Answer with the number of lines in the listing below that contain the word "icon", and nothing else.
____________________
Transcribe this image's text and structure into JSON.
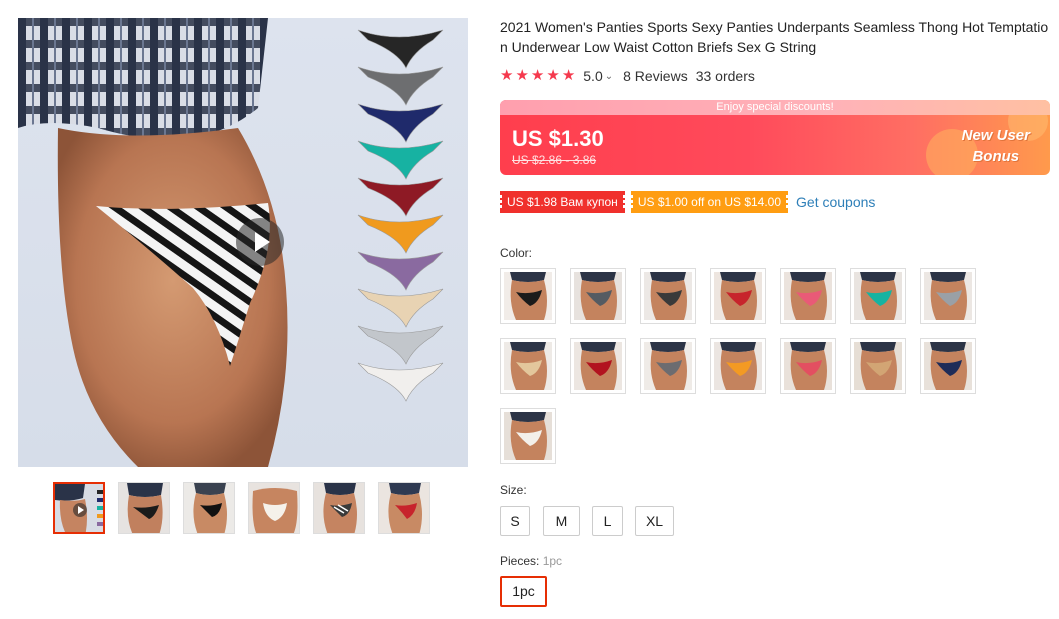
{
  "product": {
    "title": "2021 Women's Panties Sports Sexy Panties Underpants Seamless Thong Hot Temptation Underwear Low Waist Cotton Briefs Sex G String"
  },
  "rating": {
    "stars_icon": "star-icon",
    "value": "5.0",
    "reviews": "8 Reviews",
    "orders": "33 orders",
    "star_color": "#f5394d"
  },
  "price": {
    "banner_notice": "Enjoy special discounts!",
    "current": "US $1.30",
    "original": "US $2.86 - 3.86",
    "badge": "New User Bonus",
    "colors": {
      "start": "#ff3e4d",
      "end": "#ff9a4c"
    }
  },
  "coupons": {
    "items": [
      {
        "label": "US $1.98 Вам купон",
        "color": "#f0302c"
      },
      {
        "label": "US $1.00 off on US $14.00",
        "color": "#ff9d12"
      }
    ],
    "link": "Get coupons"
  },
  "color_section": {
    "label": "Color:",
    "swatches": [
      {
        "name": "black",
        "fabric": "#1b1b1b",
        "bg": "#f1ece8"
      },
      {
        "name": "gray",
        "fabric": "#555b62",
        "bg": "#e7e2de"
      },
      {
        "name": "zebra",
        "fabric": "#3a3a3a",
        "bg": "#ece8e5"
      },
      {
        "name": "red",
        "fabric": "#c7242c",
        "bg": "#ede5df"
      },
      {
        "name": "pink",
        "fabric": "#e95a77",
        "bg": "#ebe3dd"
      },
      {
        "name": "teal",
        "fabric": "#15b3a1",
        "bg": "#e9e4e0"
      },
      {
        "name": "gray-light",
        "fabric": "#9aa0a6",
        "bg": "#ece7e3"
      },
      {
        "name": "beige",
        "fabric": "#e3c79c",
        "bg": "#eeeae6"
      },
      {
        "name": "wine",
        "fabric": "#b2131f",
        "bg": "#ece6e1"
      },
      {
        "name": "gray-dark",
        "fabric": "#6c6c70",
        "bg": "#efebe7"
      },
      {
        "name": "orange",
        "fabric": "#f39a23",
        "bg": "#ebe5e1"
      },
      {
        "name": "rose",
        "fabric": "#e34f61",
        "bg": "#e9e1da"
      },
      {
        "name": "gold",
        "fabric": "#d2a574",
        "bg": "#e6ded5"
      },
      {
        "name": "navy",
        "fabric": "#1f2c58",
        "bg": "#e8e1da"
      },
      {
        "name": "white",
        "fabric": "#f3f0ea",
        "bg": "#e6dfd8"
      }
    ]
  },
  "size_section": {
    "label": "Size:",
    "options": [
      "S",
      "M",
      "L",
      "XL"
    ]
  },
  "pieces_section": {
    "label": "Pieces:",
    "selected_value": "1pc",
    "options": [
      "1pc"
    ]
  },
  "gallery": {
    "main_colors": [
      "#d8dce4",
      "#262626",
      "#6d6e70",
      "#1f2a6b",
      "#17b2a2",
      "#8e1a25",
      "#f09a1e",
      "#8a6aa0",
      "#e8d3b3",
      "#c2c6cb",
      "#f1efed"
    ],
    "thumbnails": [
      "video-thumb",
      "black",
      "black-back",
      "white",
      "zebra",
      "red"
    ],
    "play_icon": "play-icon"
  }
}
____________________
Expected output
2